* Texto de origen

--------------------

Hasta seis kilómetros de cola por el semáforo de Candelaria

Hasta seis kilómetros de cola por el semáforo de Candelaria

La construcción de la autovía transformó en un embudo la ruta 12. La luz verde permite pasar apenas cinco vehículos

Colas de hasta seis kilómetros, una espera que parece no tener fin y una gran preocupación se genera cada atardecer, principalmente los domingos, para quienes circulan sobre la ruta nacional 12 y tienen que cruzar a la altura de esta localidad.

Sucede que en medio de la zona de obras por la construcción de la autovía y el nuevo acceso, el semáforo allí instalado no regula correctamente el tráfico vehicular.

La arteria resulta muy estrecha y sólo entrega un carril de circulación. Sumado a este, la luz verde del semáforo es de escasa duración y permite que pasen apenas cuatro o cinco vehículos antes de volver al rojo. La ruta atraviesa Candelaria y los lugareños también deben trasladarse a un lado y el otro.

La situación lleva así varias semanas y empeora a raíz de los visitantes de otras provincias y de los misioneros que hacen turismo interno, cuyos autos recargan aún más la vía.

--------------------

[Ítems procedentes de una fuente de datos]
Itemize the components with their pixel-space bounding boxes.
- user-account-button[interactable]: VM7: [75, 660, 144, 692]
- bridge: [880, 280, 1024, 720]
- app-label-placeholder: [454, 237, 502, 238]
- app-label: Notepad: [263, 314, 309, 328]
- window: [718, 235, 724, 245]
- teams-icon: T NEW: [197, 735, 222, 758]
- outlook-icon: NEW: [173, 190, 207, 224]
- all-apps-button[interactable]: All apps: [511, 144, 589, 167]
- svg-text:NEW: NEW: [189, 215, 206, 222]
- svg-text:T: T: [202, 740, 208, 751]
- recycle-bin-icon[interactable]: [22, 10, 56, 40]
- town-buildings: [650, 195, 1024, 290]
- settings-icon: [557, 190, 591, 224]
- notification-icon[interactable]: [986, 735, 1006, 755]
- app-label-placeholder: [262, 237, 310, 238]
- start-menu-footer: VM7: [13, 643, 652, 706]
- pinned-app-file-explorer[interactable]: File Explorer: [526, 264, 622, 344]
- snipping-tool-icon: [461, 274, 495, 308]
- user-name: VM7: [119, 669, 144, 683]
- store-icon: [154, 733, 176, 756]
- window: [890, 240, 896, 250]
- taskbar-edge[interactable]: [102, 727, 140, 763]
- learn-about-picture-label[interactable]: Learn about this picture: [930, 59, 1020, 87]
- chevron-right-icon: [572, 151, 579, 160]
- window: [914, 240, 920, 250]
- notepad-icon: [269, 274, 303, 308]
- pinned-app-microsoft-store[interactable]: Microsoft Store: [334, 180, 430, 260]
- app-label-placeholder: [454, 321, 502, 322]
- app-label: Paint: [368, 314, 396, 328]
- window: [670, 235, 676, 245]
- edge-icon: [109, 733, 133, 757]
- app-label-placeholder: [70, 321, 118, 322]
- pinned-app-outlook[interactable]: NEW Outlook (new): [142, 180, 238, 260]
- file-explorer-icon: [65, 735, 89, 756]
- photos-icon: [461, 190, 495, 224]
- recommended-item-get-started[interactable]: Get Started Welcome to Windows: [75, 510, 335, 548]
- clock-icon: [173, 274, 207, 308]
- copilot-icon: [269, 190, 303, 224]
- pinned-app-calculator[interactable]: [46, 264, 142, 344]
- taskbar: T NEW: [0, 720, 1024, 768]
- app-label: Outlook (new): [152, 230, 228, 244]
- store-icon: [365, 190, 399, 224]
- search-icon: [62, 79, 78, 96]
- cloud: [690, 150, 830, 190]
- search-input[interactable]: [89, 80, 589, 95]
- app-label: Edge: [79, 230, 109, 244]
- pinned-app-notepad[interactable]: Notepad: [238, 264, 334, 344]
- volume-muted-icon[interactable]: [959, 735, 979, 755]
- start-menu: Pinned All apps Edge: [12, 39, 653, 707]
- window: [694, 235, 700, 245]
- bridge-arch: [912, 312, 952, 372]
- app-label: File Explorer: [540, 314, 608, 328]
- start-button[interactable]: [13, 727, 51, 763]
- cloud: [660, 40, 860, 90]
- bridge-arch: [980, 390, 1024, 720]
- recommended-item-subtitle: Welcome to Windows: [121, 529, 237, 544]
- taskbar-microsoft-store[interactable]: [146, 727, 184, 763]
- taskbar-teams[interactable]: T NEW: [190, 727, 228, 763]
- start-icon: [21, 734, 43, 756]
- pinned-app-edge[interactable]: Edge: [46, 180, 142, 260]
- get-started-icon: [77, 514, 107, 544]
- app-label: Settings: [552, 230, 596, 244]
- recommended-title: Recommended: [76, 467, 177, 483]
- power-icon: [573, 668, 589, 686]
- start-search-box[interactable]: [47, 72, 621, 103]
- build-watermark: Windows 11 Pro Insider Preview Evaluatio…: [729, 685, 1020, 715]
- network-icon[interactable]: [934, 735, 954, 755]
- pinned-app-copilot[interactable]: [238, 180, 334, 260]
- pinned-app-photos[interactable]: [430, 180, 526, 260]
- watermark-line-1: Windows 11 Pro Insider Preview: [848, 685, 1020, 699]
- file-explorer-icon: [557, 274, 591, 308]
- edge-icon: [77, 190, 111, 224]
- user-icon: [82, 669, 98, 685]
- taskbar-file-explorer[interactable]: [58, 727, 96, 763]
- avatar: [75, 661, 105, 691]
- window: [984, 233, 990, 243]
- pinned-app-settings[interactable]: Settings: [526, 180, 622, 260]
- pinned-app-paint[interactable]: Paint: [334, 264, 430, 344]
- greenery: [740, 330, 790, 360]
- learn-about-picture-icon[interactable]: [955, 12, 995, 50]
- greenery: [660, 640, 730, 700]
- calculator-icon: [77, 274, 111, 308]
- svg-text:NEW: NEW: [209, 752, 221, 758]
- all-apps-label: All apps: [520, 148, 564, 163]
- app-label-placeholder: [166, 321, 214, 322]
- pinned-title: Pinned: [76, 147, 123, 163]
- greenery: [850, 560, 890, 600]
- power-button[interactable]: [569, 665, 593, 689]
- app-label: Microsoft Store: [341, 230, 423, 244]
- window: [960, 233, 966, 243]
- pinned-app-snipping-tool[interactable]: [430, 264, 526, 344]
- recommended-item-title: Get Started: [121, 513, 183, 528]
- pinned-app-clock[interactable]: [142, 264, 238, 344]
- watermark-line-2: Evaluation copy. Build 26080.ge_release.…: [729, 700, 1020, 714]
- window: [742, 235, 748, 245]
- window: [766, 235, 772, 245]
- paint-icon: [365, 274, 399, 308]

--------------------

* Tarea asignada A
Reproduce sin cambios el fragmento de la nota sobre el semáforo de Candelaria que comienza en "La situación lleva" y sigue hasta "más la vía.".
* Tarea asignada B
Prosigue la nota sobre las colas en la ruta 12 a partir de su última oración.

* Espacio de respuesta A
La situación lleva así varias semanas y empeora a raíz de los visitantes de otras provincias y de los misioneros que hacen turismo interno, cuyos autos recargan aún más la vía.

* Espacio de respuesta B
Las quejas, los bocinazos y la tensión empiezan a sentirse alrededor de las 18 y, con el correr de los minutos, se suman más. Los vehículos se recalientan, se incrementa el consumo de combustible, el aire acondicionado (para quienes lo tienen) no da abasto y niños y personas mayores sufren más ante este particular.

La muy larga cola llega en ocasiones al cruce con la ruta provincial 207 (que comunica con Cerro Corá), una extensión de unos seis kilómetros que definitivamente se sale de la lógica.

Entre enojados y resignados, los conductores misioneros soportan la irregular situación, mientras que los turistas foráneos exhiben diferentes reacciones.

“Estamos paseando, somos de Jujuy, nos llevamos una mala impresión”, dijeron los integrantes de la familia Alberti-Martínez.

“Esto es de terror, no se puede cruzar ningún día a la tardecita. Deberían hacer un desvío por afuera de la obra y es muy peligroso, algunos se cruzan de lado a lado sin mirar”, cuestionó Claudio Andrade, de Santa Rita.